**TO DO**
Only a number is wanted here: the number of lines of the data that include "name".

**AVAILABLE RECORDS**

******

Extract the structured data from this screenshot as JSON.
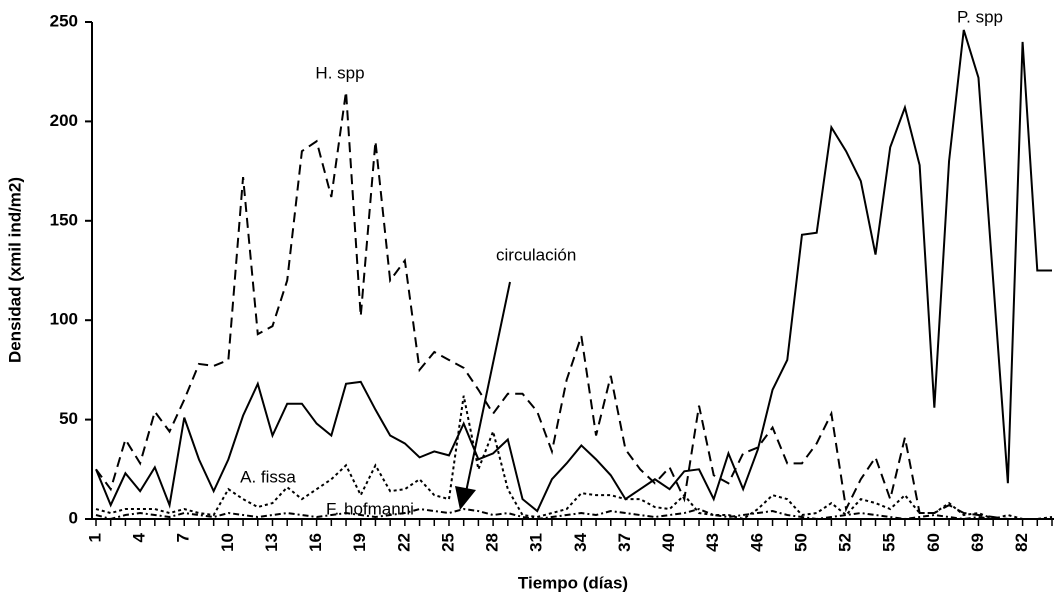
{
  "chart_data": {
    "type": "line",
    "xlabel": "Tiempo (días)",
    "ylabel": "Densidad (xmil ind/m2)",
    "annotation": "circulación",
    "categories": [
      "1",
      null,
      null,
      "4",
      null,
      null,
      "7",
      null,
      null,
      "10",
      null,
      null,
      "13",
      null,
      null,
      "16",
      null,
      null,
      "19",
      null,
      null,
      "22",
      null,
      null,
      "25",
      null,
      null,
      "28",
      null,
      null,
      "31",
      null,
      null,
      "34",
      null,
      null,
      "37",
      null,
      null,
      "40",
      null,
      null,
      "43",
      null,
      null,
      "46",
      null,
      null,
      "50",
      null,
      null,
      "52",
      null,
      null,
      "55",
      null,
      null,
      "60",
      null,
      null,
      "69",
      null,
      null,
      "82",
      null,
      null
    ],
    "series": [
      {
        "name": "P. spp",
        "color": "#000000",
        "dash": "none",
        "values": [
          25,
          7,
          23,
          14,
          26,
          7,
          51,
          30,
          14,
          30,
          52,
          68,
          42,
          58,
          58,
          48,
          42,
          68,
          69,
          55,
          42,
          38,
          31,
          34,
          32,
          48,
          30,
          33,
          40,
          10,
          4,
          20,
          28,
          37,
          30,
          22,
          10,
          15,
          20,
          15,
          24,
          25,
          10,
          33,
          15,
          35,
          65,
          80,
          143,
          144,
          197,
          185,
          170,
          133,
          187,
          207,
          178,
          56,
          180,
          246,
          222,
          120,
          18,
          240,
          125,
          125
        ]
      },
      {
        "name": "H. spp",
        "color": "#000000",
        "dash": "10,6",
        "values": [
          25,
          15,
          40,
          28,
          54,
          44,
          60,
          78,
          77,
          80,
          172,
          93,
          97,
          120,
          185,
          190,
          162,
          215,
          102,
          190,
          120,
          130,
          75,
          84,
          80,
          76,
          65,
          53,
          63,
          63,
          54,
          34,
          70,
          92,
          42,
          72,
          35,
          25,
          18,
          26,
          10,
          57,
          22,
          18,
          33,
          36,
          46,
          28,
          28,
          38,
          53,
          5,
          20,
          31,
          10,
          41,
          3,
          3,
          7,
          3,
          2,
          1,
          0,
          0,
          0,
          0
        ]
      },
      {
        "name": "A. fissa",
        "color": "#000000",
        "dash": "3,3",
        "values": [
          5,
          3,
          5,
          5,
          5,
          3,
          5,
          3,
          2,
          15,
          10,
          6,
          8,
          16,
          10,
          15,
          20,
          27,
          12,
          27,
          14,
          15,
          20,
          12,
          10,
          62,
          25,
          44,
          15,
          2,
          1,
          3,
          5,
          13,
          12,
          12,
          10,
          10,
          6,
          5,
          12,
          3,
          2,
          2,
          0,
          5,
          12,
          10,
          2,
          3,
          8,
          2,
          10,
          8,
          5,
          12,
          3,
          3,
          8,
          2,
          3,
          0,
          2,
          0,
          0,
          1
        ]
      },
      {
        "name": "F. hofmanni",
        "color": "#000000",
        "dash": "6,3,2,3",
        "values": [
          2,
          0,
          2,
          3,
          2,
          1,
          3,
          2,
          1,
          3,
          2,
          1,
          2,
          3,
          2,
          1,
          2,
          3,
          2,
          1,
          2,
          3,
          5,
          4,
          3,
          5,
          4,
          2,
          3,
          1,
          0,
          1,
          2,
          3,
          2,
          4,
          3,
          2,
          1,
          2,
          3,
          5,
          2,
          1,
          2,
          3,
          4,
          2,
          1,
          0,
          1,
          2,
          3,
          2,
          1,
          0,
          1,
          2,
          1,
          0,
          1,
          0,
          0,
          0,
          0,
          0
        ]
      }
    ],
    "ylim": [
      0,
      250
    ],
    "yticks": [
      0,
      50,
      100,
      150,
      200,
      250
    ],
    "grid": false
  }
}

******

**SOLUTION BELOW**
4